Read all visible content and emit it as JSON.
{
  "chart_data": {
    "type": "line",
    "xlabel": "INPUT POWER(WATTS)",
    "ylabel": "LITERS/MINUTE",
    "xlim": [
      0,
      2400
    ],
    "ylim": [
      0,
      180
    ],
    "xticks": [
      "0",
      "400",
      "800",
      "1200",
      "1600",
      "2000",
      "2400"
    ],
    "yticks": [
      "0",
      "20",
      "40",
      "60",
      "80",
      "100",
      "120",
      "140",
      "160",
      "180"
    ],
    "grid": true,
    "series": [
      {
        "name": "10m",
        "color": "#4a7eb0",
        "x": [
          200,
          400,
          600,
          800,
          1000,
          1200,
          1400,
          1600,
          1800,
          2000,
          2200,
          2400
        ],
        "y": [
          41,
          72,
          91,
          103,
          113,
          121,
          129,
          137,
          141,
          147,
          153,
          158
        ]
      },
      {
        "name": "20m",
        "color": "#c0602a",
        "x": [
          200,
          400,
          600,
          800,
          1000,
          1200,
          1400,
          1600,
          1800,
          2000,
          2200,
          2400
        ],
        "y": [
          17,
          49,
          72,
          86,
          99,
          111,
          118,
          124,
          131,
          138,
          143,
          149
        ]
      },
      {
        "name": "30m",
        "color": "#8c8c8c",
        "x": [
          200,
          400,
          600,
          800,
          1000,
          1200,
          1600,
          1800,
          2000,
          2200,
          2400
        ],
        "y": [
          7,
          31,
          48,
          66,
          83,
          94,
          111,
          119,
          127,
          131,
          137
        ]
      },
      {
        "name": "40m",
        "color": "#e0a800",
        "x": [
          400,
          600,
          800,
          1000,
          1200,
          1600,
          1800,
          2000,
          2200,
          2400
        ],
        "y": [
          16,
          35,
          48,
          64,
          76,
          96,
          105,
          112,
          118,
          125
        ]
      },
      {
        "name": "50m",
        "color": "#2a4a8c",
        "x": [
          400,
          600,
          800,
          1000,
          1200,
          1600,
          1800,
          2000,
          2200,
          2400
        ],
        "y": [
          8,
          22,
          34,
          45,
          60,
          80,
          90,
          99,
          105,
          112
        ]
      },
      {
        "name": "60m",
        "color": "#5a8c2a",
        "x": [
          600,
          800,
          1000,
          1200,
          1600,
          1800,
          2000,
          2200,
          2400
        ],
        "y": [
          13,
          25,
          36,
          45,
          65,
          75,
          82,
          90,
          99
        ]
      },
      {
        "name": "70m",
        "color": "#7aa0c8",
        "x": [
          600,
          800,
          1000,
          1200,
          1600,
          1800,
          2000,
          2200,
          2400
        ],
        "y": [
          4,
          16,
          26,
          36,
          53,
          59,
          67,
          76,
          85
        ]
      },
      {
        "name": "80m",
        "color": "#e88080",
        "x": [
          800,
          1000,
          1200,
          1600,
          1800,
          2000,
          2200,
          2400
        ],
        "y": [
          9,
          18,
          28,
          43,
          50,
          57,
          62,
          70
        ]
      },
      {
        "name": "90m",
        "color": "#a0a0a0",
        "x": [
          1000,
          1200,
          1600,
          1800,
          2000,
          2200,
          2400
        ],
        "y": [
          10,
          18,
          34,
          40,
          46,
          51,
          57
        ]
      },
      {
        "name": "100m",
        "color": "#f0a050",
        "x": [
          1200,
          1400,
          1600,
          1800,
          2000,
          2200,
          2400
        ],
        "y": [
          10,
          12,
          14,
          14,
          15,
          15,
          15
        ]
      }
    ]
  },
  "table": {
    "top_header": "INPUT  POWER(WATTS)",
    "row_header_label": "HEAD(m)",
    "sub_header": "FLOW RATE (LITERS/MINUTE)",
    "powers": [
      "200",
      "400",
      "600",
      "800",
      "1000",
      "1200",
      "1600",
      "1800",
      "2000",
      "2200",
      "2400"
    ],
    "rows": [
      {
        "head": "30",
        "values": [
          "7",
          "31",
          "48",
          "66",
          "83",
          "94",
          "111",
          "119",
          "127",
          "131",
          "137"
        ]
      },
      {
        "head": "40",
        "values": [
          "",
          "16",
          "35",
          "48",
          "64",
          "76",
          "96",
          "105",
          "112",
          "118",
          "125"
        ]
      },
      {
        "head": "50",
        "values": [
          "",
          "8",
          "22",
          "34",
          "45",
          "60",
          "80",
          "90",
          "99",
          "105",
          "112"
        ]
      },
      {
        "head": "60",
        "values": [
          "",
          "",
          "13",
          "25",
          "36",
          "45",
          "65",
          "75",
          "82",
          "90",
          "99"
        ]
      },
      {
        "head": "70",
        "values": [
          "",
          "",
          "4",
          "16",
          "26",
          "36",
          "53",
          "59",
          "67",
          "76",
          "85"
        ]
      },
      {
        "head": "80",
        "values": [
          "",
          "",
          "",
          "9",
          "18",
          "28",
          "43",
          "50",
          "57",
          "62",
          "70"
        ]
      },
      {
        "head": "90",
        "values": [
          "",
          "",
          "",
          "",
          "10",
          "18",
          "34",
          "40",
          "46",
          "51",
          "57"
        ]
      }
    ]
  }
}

::::::::

• **What is needed**: Restate every line of the data word for word.

• **Output for this exercise**:
Read all visible content and emit it as JSON.
{
  "chart_data": {
    "type": "line",
    "xlabel": "INPUT POWER(WATTS)",
    "ylabel": "LITERS/MINUTE",
    "xlim": [
      0,
      2400
    ],
    "ylim": [
      0,
      180
    ],
    "xticks": [
      "0",
      "400",
      "800",
      "1200",
      "1600",
      "2000",
      "2400"
    ],
    "yticks": [
      "0",
      "20",
      "40",
      "60",
      "80",
      "100",
      "120",
      "140",
      "160",
      "180"
    ],
    "grid": true,
    "series": [
      {
        "name": "10m",
        "color": "#4a7eb0",
        "x": [
          200,
          400,
          600,
          800,
          1000,
          1200,
          1400,
          1600,
          1800,
          2000,
          2200,
          2400
        ],
        "y": [
          41,
          72,
          91,
          103,
          113,
          121,
          129,
          137,
          141,
          147,
          153,
          158
        ]
      },
      {
        "name": "20m",
        "color": "#c0602a",
        "x": [
          200,
          400,
          600,
          800,
          1000,
          1200,
          1400,
          1600,
          1800,
          2000,
          2200,
          2400
        ],
        "y": [
          17,
          49,
          72,
          86,
          99,
          111,
          118,
          124,
          131,
          138,
          143,
          149
        ]
      },
      {
        "name": "30m",
        "color": "#8c8c8c",
        "x": [
          200,
          400,
          600,
          800,
          1000,
          1200,
          1600,
          1800,
          2000,
          2200,
          2400
        ],
        "y": [
          7,
          31,
          48,
          66,
          83,
          94,
          111,
          119,
          127,
          131,
          137
        ]
      },
      {
        "name": "40m",
        "color": "#e0a800",
        "x": [
          400,
          600,
          800,
          1000,
          1200,
          1600,
          1800,
          2000,
          2200,
          2400
        ],
        "y": [
          16,
          35,
          48,
          64,
          76,
          96,
          105,
          112,
          118,
          125
        ]
      },
      {
        "name": "50m",
        "color": "#2a4a8c",
        "x": [
          400,
          600,
          800,
          1000,
          1200,
          1600,
          1800,
          2000,
          2200,
          2400
        ],
        "y": [
          8,
          22,
          34,
          45,
          60,
          80,
          90,
          99,
          105,
          112
        ]
      },
      {
        "name": "60m",
        "color": "#5a8c2a",
        "x": [
          600,
          800,
          1000,
          1200,
          1600,
          1800,
          2000,
          2200,
          2400
        ],
        "y": [
          13,
          25,
          36,
          45,
          65,
          75,
          82,
          90,
          99
        ]
      },
      {
        "name": "70m",
        "color": "#7aa0c8",
        "x": [
          600,
          800,
          1000,
          1200,
          1600,
          1800,
          2000,
          2200,
          2400
        ],
        "y": [
          4,
          16,
          26,
          36,
          53,
          59,
          67,
          76,
          85
        ]
      },
      {
        "name": "80m",
        "color": "#e88080",
        "x": [
          800,
          1000,
          1200,
          1600,
          1800,
          2000,
          2200,
          2400
        ],
        "y": [
          9,
          18,
          28,
          43,
          50,
          57,
          62,
          70
        ]
      },
      {
        "name": "90m",
        "color": "#a0a0a0",
        "x": [
          1000,
          1200,
          1600,
          1800,
          2000,
          2200,
          2400
        ],
        "y": [
          10,
          18,
          34,
          40,
          46,
          51,
          57
        ]
      },
      {
        "name": "100m",
        "color": "#f0a050",
        "x": [
          1200,
          1400,
          1600,
          1800,
          2000,
          2200,
          2400
        ],
        "y": [
          10,
          12,
          14,
          14,
          15,
          15,
          15
        ]
      }
    ]
  },
  "table": {
    "top_header": "INPUT  POWER(WATTS)",
    "row_header_label": "HEAD(m)",
    "sub_header": "FLOW RATE (LITERS/MINUTE)",
    "powers": [
      "200",
      "400",
      "600",
      "800",
      "1000",
      "1200",
      "1600",
      "1800",
      "2000",
      "2200",
      "2400"
    ],
    "rows": [
      {
        "head": "30",
        "values": [
          "7",
          "31",
          "48",
          "66",
          "83",
          "94",
          "111",
          "119",
          "127",
          "131",
          "137"
        ]
      },
      {
        "head": "40",
        "values": [
          "",
          "16",
          "35",
          "48",
          "64",
          "76",
          "96",
          "105",
          "112",
          "118",
          "125"
        ]
      },
      {
        "head": "50",
        "values": [
          "",
          "8",
          "22",
          "34",
          "45",
          "60",
          "80",
          "90",
          "99",
          "105",
          "112"
        ]
      },
      {
        "head": "60",
        "values": [
          "",
          "",
          "13",
          "25",
          "36",
          "45",
          "65",
          "75",
          "82",
          "90",
          "99"
        ]
      },
      {
        "head": "70",
        "values": [
          "",
          "",
          "4",
          "16",
          "26",
          "36",
          "53",
          "59",
          "67",
          "76",
          "85"
        ]
      },
      {
        "head": "80",
        "values": [
          "",
          "",
          "",
          "9",
          "18",
          "28",
          "43",
          "50",
          "57",
          "62",
          "70"
        ]
      },
      {
        "head": "90",
        "values": [
          "",
          "",
          "",
          "",
          "10",
          "18",
          "34",
          "40",
          "46",
          "51",
          "57"
        ]
      }
    ]
  }
}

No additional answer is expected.